• Task instructions:
Print all of the entries exactly, minus the pictures.
+++ Material shown
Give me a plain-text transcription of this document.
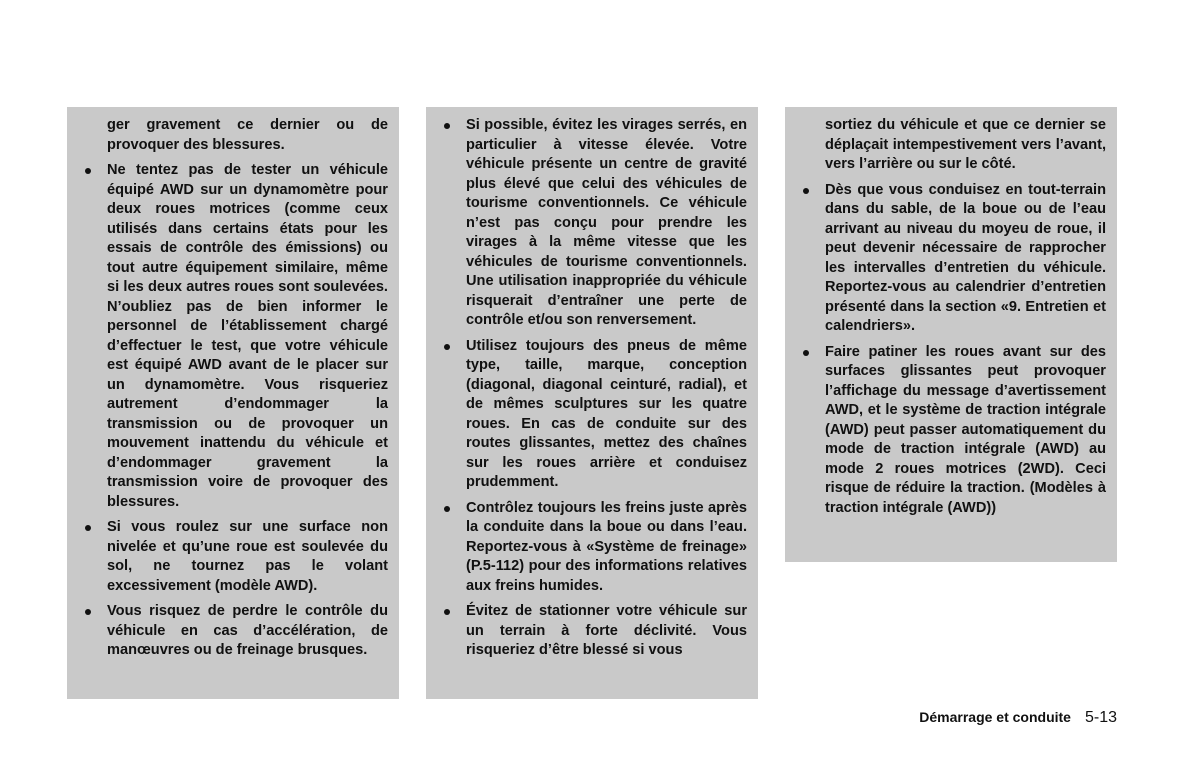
ger gravement ce dernier ou de provoquer des blessures.
Ne tentez pas de tester un véhicule équipé AWD sur un dynamomètre pour deux roues motrices (comme ceux utilisés dans certains états pour les essais de contrôle des émissions) ou tout autre équipement similaire, même si les deux autres roues sont soulevées. N’oubliez pas de bien informer le personnel de l’établissement chargé d’effectuer le test, que votre véhicule est équipé AWD avant de le placer sur un dynamomètre. Vous risqueriez autrement d’endommager la transmission ou de provoquer un mouvement inattendu du véhicule et d’endommager gravement la transmission voire de provoquer des blessures.
Si vous roulez sur une surface non nivelée et qu’une roue est soulevée du sol, ne tournez pas le volant excessivement (modèle AWD).
Vous risquez de perdre le contrôle du véhicule en cas d’accélération, de manœuvres ou de freinage brusques.
Si possible, évitez les virages serrés, en particulier à vitesse élevée. Votre véhicule présente un centre de gravité plus élevé que celui des véhicules de tourisme conventionnels. Ce véhicule n’est pas conçu pour prendre les virages à la même vitesse que les véhicules de tourisme conventionnels. Une utilisation inappropriée du véhicule risquerait d’entraîner une perte de contrôle et/ou son renversement.
Utilisez toujours des pneus de même type, taille, marque, conception (diagonal, diagonal ceinturé, radial), et de mêmes sculptures sur les quatre roues. En cas de conduite sur des routes glissantes, mettez des chaînes sur les roues arrière et conduisez prudemment.
Contrôlez toujours les freins juste après la conduite dans la boue ou dans l’eau. Reportez-vous à «Système de freinage» (P.5-112) pour des informations relatives aux freins humides.
Évitez de stationner votre véhicule sur un terrain à forte déclivité. Vous risqueriez d’être blessé si vous
sortiez du véhicule et que ce dernier se déplaçait intempestivement vers l’avant, vers l’arrière ou sur le côté.
Dès que vous conduisez en tout-terrain dans du sable, de la boue ou de l’eau arrivant au niveau du moyeu de roue, il peut devenir nécessaire de rapprocher les intervalles d’entretien du véhicule. Reportez-vous au calendrier d’entretien présenté dans la section «9. Entretien et calendriers».
Faire patiner les roues avant sur des surfaces glissantes peut provoquer l’affichage du message d’avertissement AWD, et le système de traction intégrale (AWD) peut passer automatiquement du mode de traction intégrale (AWD) au mode 2 roues motrices (2WD). Ceci risque de réduire la traction. (Modèles à traction intégrale (AWD))
Démarrage et conduite 5-13
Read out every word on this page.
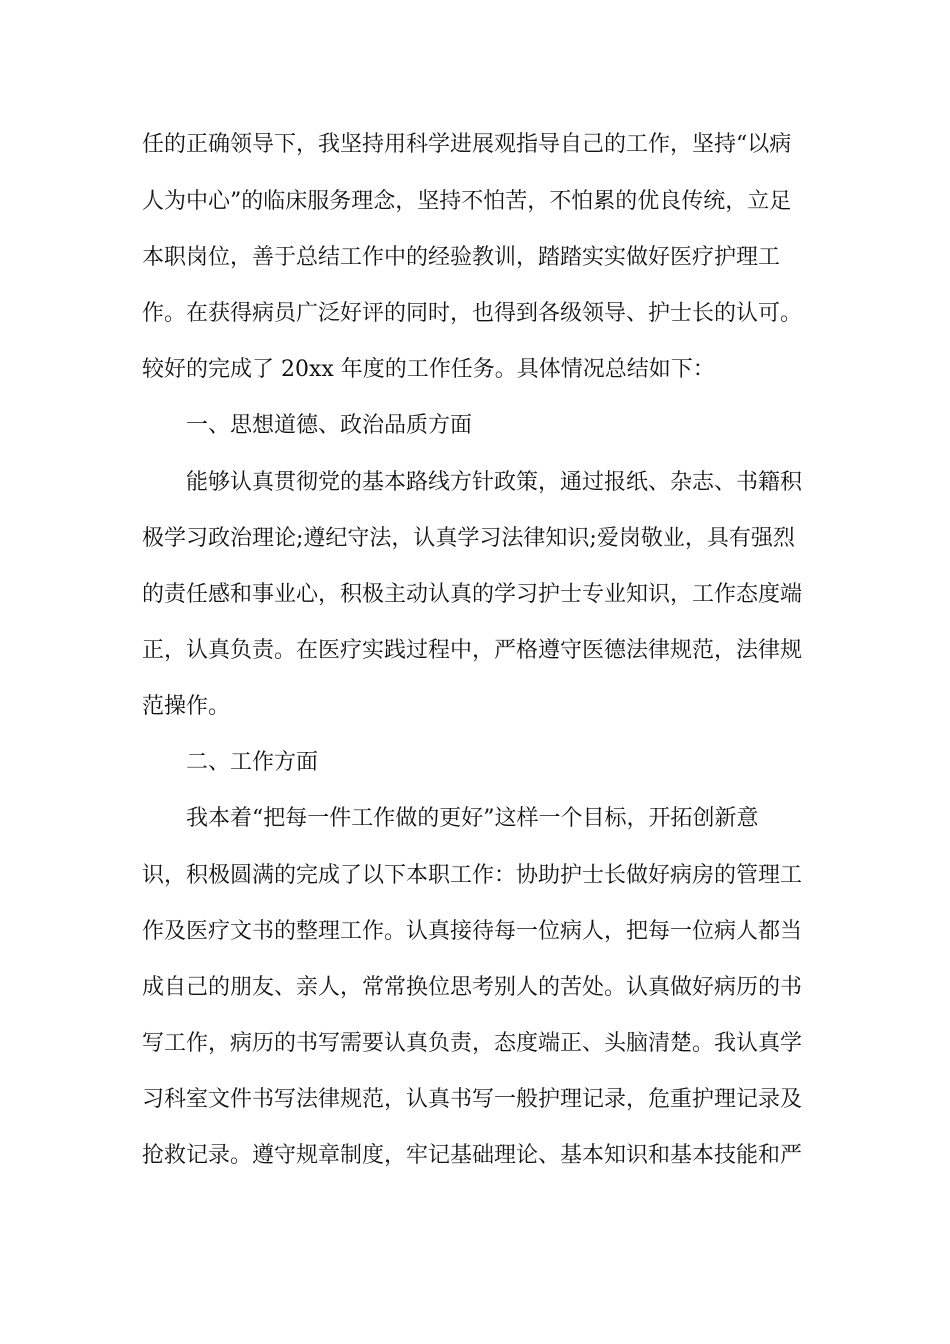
任的正确领导下，我坚持用科学进展观指导自己的工作，坚持“以病
人为中心”的临床服务理念，坚持不怕苦，不怕累的优良传统，立足
本职岗位，善于总结工作中的经验教训，踏踏实实做好医疗护理工
作。在获得病员广泛好评的同时，也得到各级领导、护士长的认可。
较好的完成了 20xx 年度的工作任务。具体情况总结如下：
一、思想道德、政治品质方面
能够认真贯彻党的基本路线方针政策，通过报纸、杂志、书籍积
极学习政治理论;遵纪守法，认真学习法律知识;爱岗敬业，具有强烈
的责任感和事业心，积极主动认真的学习护士专业知识，工作态度端
正，认真负责。在医疗实践过程中，严格遵守医德法律规范，法律规
范操作。
二、工作方面
我本着“把每一件工作做的更好”这样一个目标，开拓创新意
识，积极圆满的完成了以下本职工作：协助护士长做好病房的管理工
作及医疗文书的整理工作。认真接待每一位病人，把每一位病人都当
成自己的朋友、亲人，常常换位思考别人的苦处。认真做好病历的书
写工作，病历的书写需要认真负责，态度端正、头脑清楚。我认真学
习科室文件书写法律规范，认真书写一般护理记录，危重护理记录及
抢救记录。遵守规章制度，牢记基础理论、基本知识和基本技能和严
++++++
• Solution to the exercise:
Give me a plain-text transcription of this document.
ger gravement ce dernier ou de provoquer des blessures.
Ne tentez pas de tester un véhicule équipé AWD sur un dynamomètre pour deux roues motrices (comme ceux utilisés dans certains états pour les essais de contrôle des émissions) ou tout autre équipement similaire, même si les deux autres roues sont soulevées. N’oubliez pas de bien informer le personnel de l’établissement chargé d’effectuer le test, que votre véhicule est équipé AWD avant de le placer sur un dynamomètre. Vous risqueriez autrement d’endommager la transmission ou de provoquer un mouvement inattendu du véhicule et d’endommager gravement la transmission voire de provoquer des blessures.
Si vous roulez sur une surface non nivelée et qu’une roue est soulevée du sol, ne tournez pas le volant excessivement (modèle AWD).
Vous risquez de perdre le contrôle du véhicule en cas d’accélération, de manœuvres ou de freinage brusques.
Si possible, évitez les virages serrés, en particulier à vitesse élevée. Votre véhicule présente un centre de gravité plus élevé que celui des véhicules de tourisme conventionnels. Ce véhicule n’est pas conçu pour prendre les virages à la même vitesse que les véhicules de tourisme conventionnels. Une utilisation inappropriée du véhicule risquerait d’entraîner une perte de contrôle et/ou son renversement.
Utilisez toujours des pneus de même type, taille, marque, conception (diagonal, diagonal ceinturé, radial), et de mêmes sculptures sur les quatre roues. En cas de conduite sur des routes glissantes, mettez des chaînes sur les roues arrière et conduisez prudemment.
Contrôlez toujours les freins juste après la conduite dans la boue ou dans l’eau. Reportez-vous à «Système de freinage» (P.5-112) pour des informations relatives aux freins humides.
Évitez de stationner votre véhicule sur un terrain à forte déclivité. Vous risqueriez d’être blessé si vous
sortiez du véhicule et que ce dernier se déplaçait intempestivement vers l’avant, vers l’arrière ou sur le côté.
Dès que vous conduisez en tout-terrain dans du sable, de la boue ou de l’eau arrivant au niveau du moyeu de roue, il peut devenir nécessaire de rapprocher les intervalles d’entretien du véhicule. Reportez-vous au calendrier d’entretien présenté dans la section «9. Entretien et calendriers».
Faire patiner les roues avant sur des surfaces glissantes peut provoquer l’affichage du message d’avertissement AWD, et le système de traction intégrale (AWD) peut passer automatiquement du mode de traction intégrale (AWD) au mode 2 roues motrices (2WD). Ceci risque de réduire la traction. (Modèles à traction intégrale (AWD))
Démarrage et conduite 5-13
Read out every word on this page.
任的正确领导下，我坚持用科学进展观指导自己的工作，坚持“以病
人为中心”的临床服务理念，坚持不怕苦，不怕累的优良传统，立足
本职岗位，善于总结工作中的经验教训，踏踏实实做好医疗护理工
作。在获得病员广泛好评的同时，也得到各级领导、护士长的认可。
较好的完成了 20xx 年度的工作任务。具体情况总结如下：
一、思想道德、政治品质方面
能够认真贯彻党的基本路线方针政策，通过报纸、杂志、书籍积
极学习政治理论;遵纪守法，认真学习法律知识;爱岗敬业，具有强烈
的责任感和事业心，积极主动认真的学习护士专业知识，工作态度端
正，认真负责。在医疗实践过程中，严格遵守医德法律规范，法律规
范操作。
二、工作方面
我本着“把每一件工作做的更好”这样一个目标，开拓创新意
识，积极圆满的完成了以下本职工作：协助护士长做好病房的管理工
作及医疗文书的整理工作。认真接待每一位病人，把每一位病人都当
成自己的朋友、亲人，常常换位思考别人的苦处。认真做好病历的书
写工作，病历的书写需要认真负责，态度端正、头脑清楚。我认真学
习科室文件书写法律规范，认真书写一般护理记录，危重护理记录及
抢救记录。遵守规章制度，牢记基础理论、基本知识和基本技能和严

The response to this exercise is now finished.